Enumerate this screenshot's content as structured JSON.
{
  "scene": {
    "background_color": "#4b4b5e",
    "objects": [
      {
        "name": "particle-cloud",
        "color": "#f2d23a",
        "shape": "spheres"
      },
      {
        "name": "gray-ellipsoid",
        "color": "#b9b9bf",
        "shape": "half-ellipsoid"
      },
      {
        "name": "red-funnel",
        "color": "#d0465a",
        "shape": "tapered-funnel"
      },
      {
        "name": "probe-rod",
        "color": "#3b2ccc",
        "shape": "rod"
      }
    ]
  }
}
━━━━━━━━━━━━━━━━
WHAT NEEDS TO BE DONE ▸
Your task is to retype all the records above with nothing left out.

REPLY ▸
Enumerate this screenshot's content as structured JSON.
{
  "scene": {
    "background_color": "#4b4b5e",
    "objects": [
      {
        "name": "particle-cloud",
        "color": "#f2d23a",
        "shape": "spheres"
      },
      {
        "name": "gray-ellipsoid",
        "color": "#b9b9bf",
        "shape": "half-ellipsoid"
      },
      {
        "name": "red-funnel",
        "color": "#d0465a",
        "shape": "tapered-funnel"
      },
      {
        "name": "probe-rod",
        "color": "#3b2ccc",
        "shape": "rod"
      }
    ]
  }
}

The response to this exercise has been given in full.